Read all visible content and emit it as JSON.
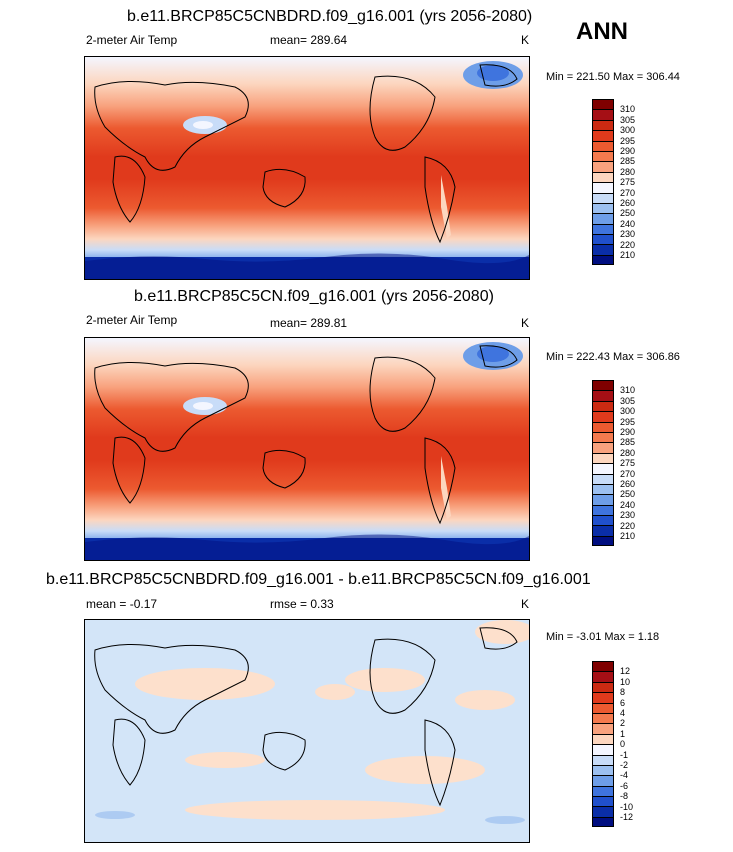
{
  "season_label": "ANN",
  "panels": [
    {
      "title": "b.e11.BRCP85C5CNBDRD.f09_g16.001 (yrs 2056-2080)",
      "variable": "2-meter Air Temp",
      "stat_text": "mean= 289.64",
      "unit": "K",
      "minmax": "Min = 221.50 Max = 306.44",
      "colorbar_labels": [
        "310",
        "305",
        "300",
        "295",
        "290",
        "285",
        "280",
        "275",
        "270",
        "260",
        "250",
        "240",
        "230",
        "220",
        "210"
      ]
    },
    {
      "title": "b.e11.BRCP85C5CN.f09_g16.001 (yrs 2056-2080)",
      "variable": "2-meter Air Temp",
      "stat_text": "mean= 289.81",
      "unit": "K",
      "minmax": "Min = 222.43 Max = 306.86",
      "colorbar_labels": [
        "310",
        "305",
        "300",
        "295",
        "290",
        "285",
        "280",
        "275",
        "270",
        "260",
        "250",
        "240",
        "230",
        "220",
        "210"
      ]
    },
    {
      "title": "b.e11.BRCP85C5CNBDRD.f09_g16.001 - b.e11.BRCP85C5CN.f09_g16.001",
      "stat_text": "mean =  -0.17",
      "rmse_text": "rmse =   0.33",
      "unit": "K",
      "minmax": "Min =  -3.01 Max =   1.18",
      "colorbar_labels": [
        "12",
        "10",
        "8",
        "6",
        "4",
        "2",
        "1",
        "0",
        "-1",
        "-2",
        "-4",
        "-6",
        "-8",
        "-10",
        "-12"
      ]
    }
  ],
  "colors": {
    "temp_scale": [
      "#7f0000",
      "#a50f15",
      "#cb2a12",
      "#e03a1c",
      "#ec5a30",
      "#f47a4e",
      "#f8a27e",
      "#fcd6bf",
      "#f4f6ff",
      "#c8dcf8",
      "#9cc0f0",
      "#6e9ee8",
      "#3f74de",
      "#2050cc",
      "#0a2ea8",
      "#000e80"
    ],
    "diff_scale": [
      "#7f0000",
      "#a50f15",
      "#cb2a12",
      "#e03a1c",
      "#ec5a30",
      "#f47a4e",
      "#f8a27e",
      "#fcd6bf",
      "#f4f6ff",
      "#c8dcf8",
      "#9cc0f0",
      "#6e9ee8",
      "#3f74de",
      "#2050cc",
      "#0a2ea8",
      "#000e80"
    ],
    "diff_background": "#d3e5f8",
    "diff_warm": "#fde0cc"
  }
}
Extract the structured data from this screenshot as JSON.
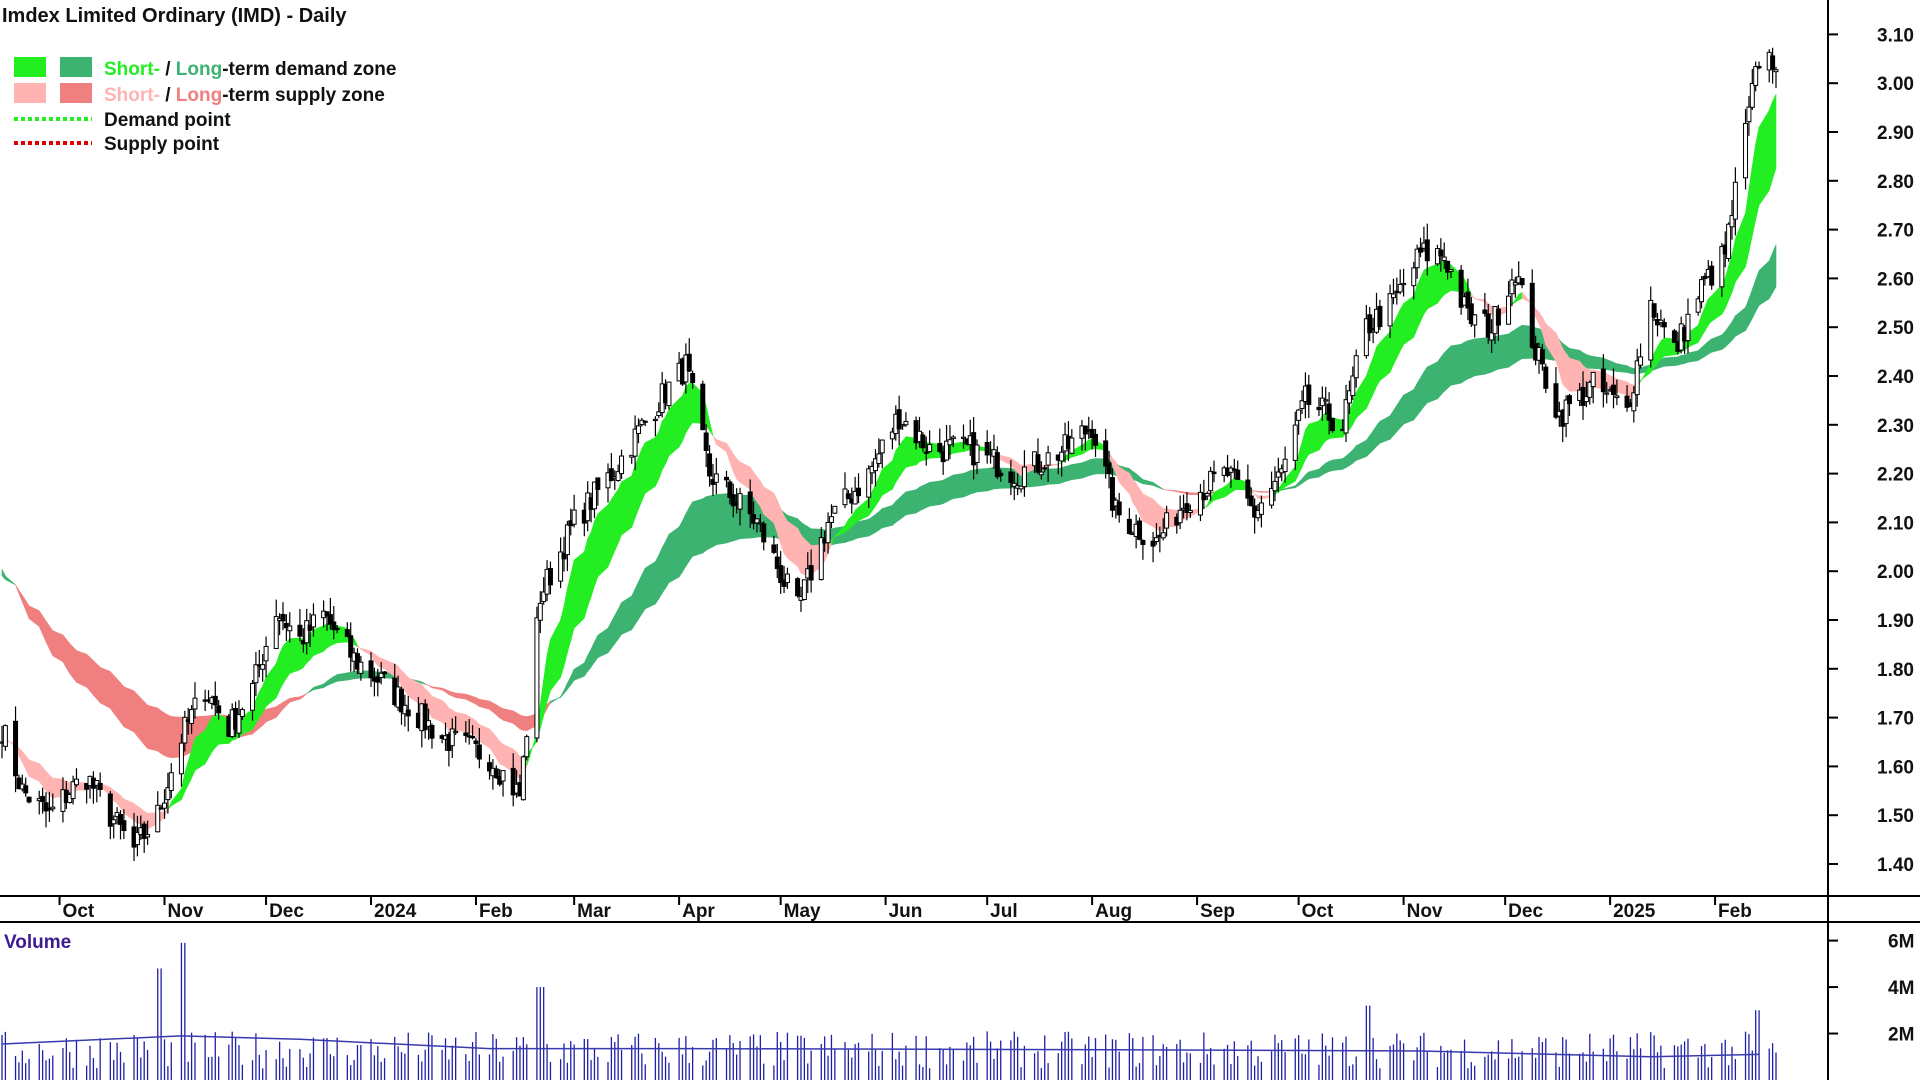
{
  "title": "Imdex Limited Ordinary (IMD) - Daily",
  "legend": {
    "items": [
      {
        "short": "Short-",
        "sep": " / ",
        "long": "Long",
        "rest": "-term demand zone",
        "short_color": "#22ee22",
        "long_color": "#3cb371"
      },
      {
        "short": "Short-",
        "sep": " / ",
        "long": "Long",
        "rest": "-term supply zone",
        "short_color": "#ffb3b3",
        "long_color": "#f08080"
      },
      {
        "label": "Demand point",
        "color": "#22ee22"
      },
      {
        "label": "Supply point",
        "color": "#dd0000"
      }
    ]
  },
  "colors": {
    "short_demand": "#22ee22",
    "long_demand": "#3cb371",
    "short_supply": "#ffb3b3",
    "long_supply": "#f08080",
    "transition": "#ff6a2a",
    "volume_bar": "#1f1fa8",
    "volume_avg": "#3a3ab0",
    "volume_label": "#3b1b8f",
    "candle": "#000000"
  },
  "chart_data": [
    {
      "type": "candlestick",
      "title": "Imdex Limited Ordinary (IMD) - Daily",
      "x_axis_labels": [
        "Oct",
        "Nov",
        "Dec",
        "2024",
        "Feb",
        "Mar",
        "Apr",
        "May",
        "Jun",
        "Jul",
        "Aug",
        "Sep",
        "Oct",
        "Nov",
        "Dec",
        "2025",
        "Feb"
      ],
      "y_axis_labels": [
        "1.40",
        "1.50",
        "1.60",
        "1.70",
        "1.80",
        "1.90",
        "2.00",
        "2.10",
        "2.20",
        "2.30",
        "2.40",
        "2.50",
        "2.60",
        "2.70",
        "2.80",
        "2.90",
        "3.00",
        "3.10"
      ],
      "ylim": [
        1.33,
        3.15
      ],
      "y_axis_side": "right",
      "close_path": [
        [
          "2023-09-14",
          1.68
        ],
        [
          "2023-09-20",
          1.55
        ],
        [
          "2023-09-28",
          1.5
        ],
        [
          "2023-10-04",
          1.55
        ],
        [
          "2023-10-09",
          1.58
        ],
        [
          "2023-10-16",
          1.5
        ],
        [
          "2023-10-23",
          1.43
        ],
        [
          "2023-10-30",
          1.5
        ],
        [
          "2023-11-06",
          1.66
        ],
        [
          "2023-11-13",
          1.76
        ],
        [
          "2023-11-20",
          1.68
        ],
        [
          "2023-11-27",
          1.76
        ],
        [
          "2023-12-04",
          1.92
        ],
        [
          "2023-12-11",
          1.86
        ],
        [
          "2023-12-18",
          1.91
        ],
        [
          "2023-12-27",
          1.82
        ],
        [
          "2024-01-08",
          1.75
        ],
        [
          "2024-01-22",
          1.66
        ],
        [
          "2024-02-05",
          1.62
        ],
        [
          "2024-02-14",
          1.54
        ],
        [
          "2024-02-20",
          1.95
        ],
        [
          "2024-03-01",
          2.1
        ],
        [
          "2024-03-12",
          2.2
        ],
        [
          "2024-03-26",
          2.35
        ],
        [
          "2024-04-03",
          2.42
        ],
        [
          "2024-04-10",
          2.2
        ],
        [
          "2024-04-24",
          2.1
        ],
        [
          "2024-05-06",
          1.92
        ],
        [
          "2024-05-15",
          2.1
        ],
        [
          "2024-05-27",
          2.2
        ],
        [
          "2024-06-05",
          2.32
        ],
        [
          "2024-06-14",
          2.25
        ],
        [
          "2024-06-26",
          2.25
        ],
        [
          "2024-07-10",
          2.2
        ],
        [
          "2024-07-24",
          2.25
        ],
        [
          "2024-08-01",
          2.3
        ],
        [
          "2024-08-08",
          2.12
        ],
        [
          "2024-08-20",
          2.06
        ],
        [
          "2024-08-29",
          2.15
        ],
        [
          "2024-09-10",
          2.2
        ],
        [
          "2024-09-18",
          2.12
        ],
        [
          "2024-09-26",
          2.2
        ],
        [
          "2024-10-03",
          2.35
        ],
        [
          "2024-10-14",
          2.3
        ],
        [
          "2024-10-21",
          2.5
        ],
        [
          "2024-10-29",
          2.55
        ],
        [
          "2024-11-06",
          2.65
        ],
        [
          "2024-11-13",
          2.65
        ],
        [
          "2024-11-20",
          2.52
        ],
        [
          "2024-11-27",
          2.5
        ],
        [
          "2024-12-04",
          2.62
        ],
        [
          "2024-12-10",
          2.45
        ],
        [
          "2024-12-17",
          2.32
        ],
        [
          "2024-12-27",
          2.38
        ],
        [
          "2025-01-06",
          2.33
        ],
        [
          "2025-01-13",
          2.55
        ],
        [
          "2025-01-20",
          2.45
        ],
        [
          "2025-01-28",
          2.58
        ],
        [
          "2025-02-04",
          2.65
        ],
        [
          "2025-02-10",
          2.9
        ],
        [
          "2025-02-14",
          3.05
        ]
      ],
      "high": 3.07,
      "low": 1.37
    },
    {
      "type": "bar",
      "name": "Volume",
      "y_axis_labels": [
        "2M",
        "4M",
        "6M"
      ],
      "ylim": [
        0,
        6.8
      ],
      "unit": "M",
      "peaks": [
        [
          "2023-11-06",
          5.9
        ],
        [
          "2023-10-30",
          4.8
        ],
        [
          "2024-02-20",
          4.0
        ],
        [
          "2024-10-21",
          3.2
        ],
        [
          "2025-02-14",
          3.0
        ]
      ],
      "average_path": [
        [
          "2023-09-14",
          1.55
        ],
        [
          "2023-11-06",
          1.9
        ],
        [
          "2023-12-11",
          1.75
        ],
        [
          "2024-02-05",
          1.35
        ],
        [
          "2024-04-03",
          1.35
        ],
        [
          "2024-08-08",
          1.3
        ],
        [
          "2024-11-06",
          1.25
        ],
        [
          "2025-01-13",
          1.0
        ],
        [
          "2025-02-14",
          1.1
        ]
      ]
    }
  ]
}
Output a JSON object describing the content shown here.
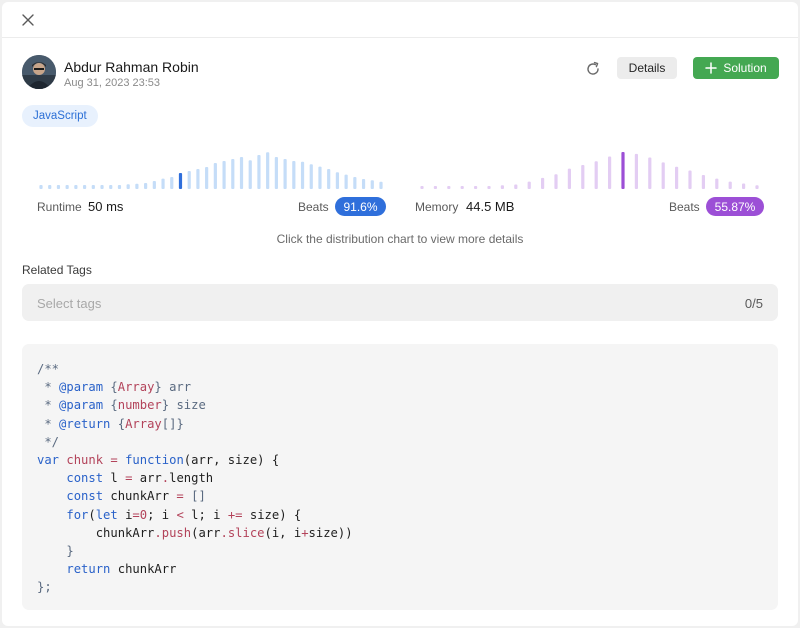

_ _ _

Task brief.
Tally the lines above that contain the word "Limited", and reply with only the number.

Solution for this task.
2